→ **AUSGEWÄHLTER AUSZUG**
________

OLG Stuttgart - 04.11.2010 - AZ: 8 W 83/10

Fundstellen:

Info M 2011, 431

IWR 2012, 80

MietRB 2011, 381

NZM 2012, 176

ZfIR 2011, 802-803

ZWE 2011, 401-402

BGH, 20.07.2011 - V ZB 300/10

Redaktioneller Leitsatz:

  1. 1.

    § 16 Abs. 1 GBO erfasst nur Vorbehalte, die den Grundbuchvollzug betreffen, nicht aber Konstellationen, in denen die Eintragung eines dinglichen Rechts beantragt wird, das materiell-rechtlich unter einer Bedingung steht.

  2. 2.

    Dem im Grundbuchrecht herrschenden Bestimmtheitsgrundsatz ist bei Eintragung einer Belastung genügt, wenn die höchstmögliche Belastung für jeden Dritten erkennbar und deren Umfang zu einem bestimmten Zeitpunkt aufgrund feststellbarer Umstände bestimmbar ist.

________

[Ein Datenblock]
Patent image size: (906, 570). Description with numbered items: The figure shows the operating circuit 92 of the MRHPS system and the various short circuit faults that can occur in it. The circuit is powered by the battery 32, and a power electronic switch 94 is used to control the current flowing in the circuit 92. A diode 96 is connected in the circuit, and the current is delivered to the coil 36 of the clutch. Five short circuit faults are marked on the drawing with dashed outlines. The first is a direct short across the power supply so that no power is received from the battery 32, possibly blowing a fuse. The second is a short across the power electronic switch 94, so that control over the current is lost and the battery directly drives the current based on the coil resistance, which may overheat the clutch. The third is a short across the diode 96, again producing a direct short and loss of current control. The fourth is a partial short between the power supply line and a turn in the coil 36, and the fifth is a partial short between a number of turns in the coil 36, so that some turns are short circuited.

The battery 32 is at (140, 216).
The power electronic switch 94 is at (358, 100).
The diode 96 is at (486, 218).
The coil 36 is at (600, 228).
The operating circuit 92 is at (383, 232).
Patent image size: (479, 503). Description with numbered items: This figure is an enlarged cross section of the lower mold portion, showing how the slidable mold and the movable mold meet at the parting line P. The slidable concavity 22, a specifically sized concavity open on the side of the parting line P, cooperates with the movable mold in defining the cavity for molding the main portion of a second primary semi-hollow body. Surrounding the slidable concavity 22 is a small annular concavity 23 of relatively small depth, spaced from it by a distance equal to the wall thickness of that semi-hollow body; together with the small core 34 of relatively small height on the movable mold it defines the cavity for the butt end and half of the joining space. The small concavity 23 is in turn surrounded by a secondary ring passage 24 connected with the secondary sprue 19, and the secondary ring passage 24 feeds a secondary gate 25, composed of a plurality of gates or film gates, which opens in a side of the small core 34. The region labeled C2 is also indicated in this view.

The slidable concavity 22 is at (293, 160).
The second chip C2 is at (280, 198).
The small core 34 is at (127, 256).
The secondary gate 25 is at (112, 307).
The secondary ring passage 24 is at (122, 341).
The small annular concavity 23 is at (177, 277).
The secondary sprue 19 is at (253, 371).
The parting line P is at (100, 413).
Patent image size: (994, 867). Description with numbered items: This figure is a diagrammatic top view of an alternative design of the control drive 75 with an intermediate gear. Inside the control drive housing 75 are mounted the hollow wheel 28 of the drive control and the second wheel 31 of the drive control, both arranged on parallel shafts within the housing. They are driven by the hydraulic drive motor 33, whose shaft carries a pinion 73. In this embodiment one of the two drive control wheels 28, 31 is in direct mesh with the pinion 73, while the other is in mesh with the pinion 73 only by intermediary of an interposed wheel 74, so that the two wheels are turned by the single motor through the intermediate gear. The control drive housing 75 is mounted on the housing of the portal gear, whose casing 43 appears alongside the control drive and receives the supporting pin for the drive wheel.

________

→ **GESTELLTE AUFGABE A**
Welches Aktenzeichen nennt der ausgewählte Auszug für die Entscheidung des BGH vom 20.07.2011?
→ **GESTELLTE AUFGABE B**
Greifen Sie den ausgewählten Auszug zum Grundbuchrecht nach seinem letzten Satz auf und führen Sie ihn fort.
Die Zeilen sind hierfür ohne Bedeutung.

→ **ÜBUNGSERGEBNIS A**
V ZB 300/10

→ **ÜBUNGSERGEBNIS B**
Der V. Zivilsenat des Bundesgerichtshofs hat
am 20. Juli 2011
durch
den Vorsitzenden Richter Prof. Dr. Krüger,
die Richter Prof. Dr. Schmidt-Räntsch und Dr. Roth und
die Richterinnen Dr. Brückner und Weinland
beschlossen:

Tenor:

Auf die Rechtsmittel der Antragstellerin werden der Beschluss des 8. Zivilsenats des Oberlandesgerichts Stuttgart vom 4. November 2010 und die Zwischenverfügung des Notariats E. - Grundbuchamt - vom 3. Februar 2010 aufgehoben.

Das Grundbuchamt wird angewiesen, den Antrag der Antragstellerin vom 22. Januar 2010 nicht aus den Gründen der Zwischenverfügung vom 3. Februar 2010 und des Beschlusses des Oberlandesgerichts Stuttgart vom 4. November 2010 zurückzuweisen.

Gerichtskosten werden nicht erhoben. Die zweckentsprechenden außergerichtlichen Auslagen, die der Antragstellerin im Rechtsbeschwerdeverfahren entstanden sind, trägt der Antragsgegner.

Der Gegenstandswert des Rechtsbeschwerdeverfahrens beträgt 2.100 €.

Gründe

I.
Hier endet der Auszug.